→ Given task
Without the images, output each record below as it stands.
___ Data ___
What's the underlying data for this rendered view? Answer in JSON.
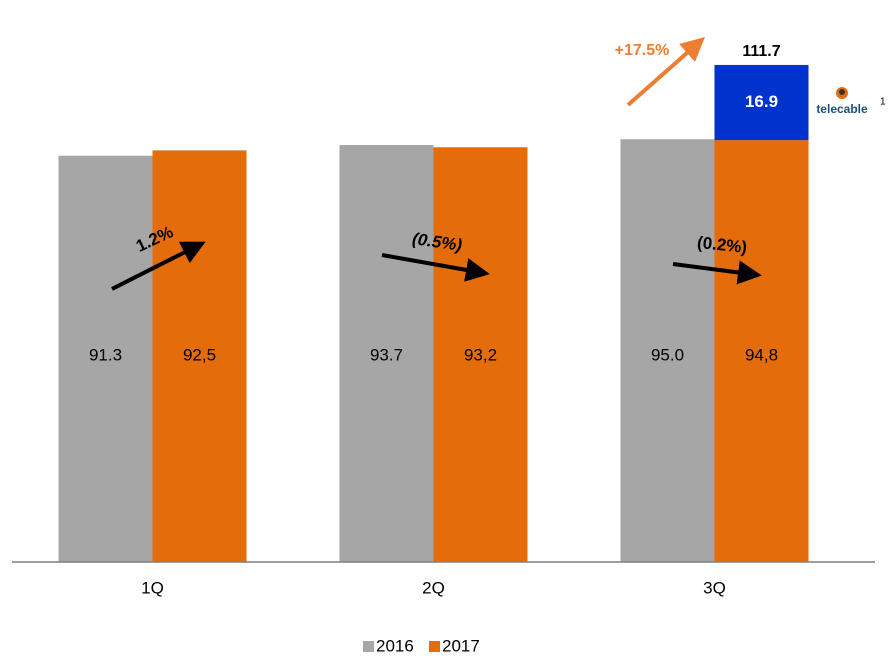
{
  "chart_data": {
    "type": "bar",
    "categories": [
      "1Q",
      "2Q",
      "3Q"
    ],
    "series": [
      {
        "name": "2016",
        "color": "#a6a6a6",
        "values": [
          91.3,
          93.7,
          95.0
        ],
        "value_labels": [
          "91.3",
          "93.7",
          "95.0"
        ]
      },
      {
        "name": "2017",
        "color": "#e46c0a",
        "values": [
          92.5,
          93.2,
          94.8
        ],
        "value_labels": [
          "92,5",
          "93,2",
          "94,8"
        ]
      },
      {
        "name": "telecable",
        "color": "#0033cc",
        "values": [
          null,
          null,
          16.9
        ],
        "stack_on": 1,
        "footnote": "1"
      }
    ],
    "stack_total": {
      "value": 111.7,
      "label": "111.7"
    },
    "annotations": [
      "1.2%",
      "(0.5%)",
      "(0.2%)",
      "+17.5%"
    ],
    "ylim": [
      0,
      120
    ]
  }
}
___
→ Exercise response
What's the underlying data for this rendered view? Answer in JSON.
{
  "chart_data": {
    "type": "bar",
    "categories": [
      "1Q",
      "2Q",
      "3Q"
    ],
    "series": [
      {
        "name": "2016",
        "color": "#a6a6a6",
        "values": [
          91.3,
          93.7,
          95.0
        ],
        "value_labels": [
          "91.3",
          "93.7",
          "95.0"
        ]
      },
      {
        "name": "2017",
        "color": "#e46c0a",
        "values": [
          92.5,
          93.2,
          94.8
        ],
        "value_labels": [
          "92,5",
          "93,2",
          "94,8"
        ]
      },
      {
        "name": "telecable",
        "color": "#0033cc",
        "values": [
          null,
          null,
          16.9
        ],
        "stack_on": 1,
        "footnote": "1"
      }
    ],
    "stack_total": {
      "value": 111.7,
      "label": "111.7"
    },
    "annotations": [
      "1.2%",
      "(0.5%)",
      "(0.2%)",
      "+17.5%"
    ],
    "ylim": [
      0,
      120
    ]
  }
}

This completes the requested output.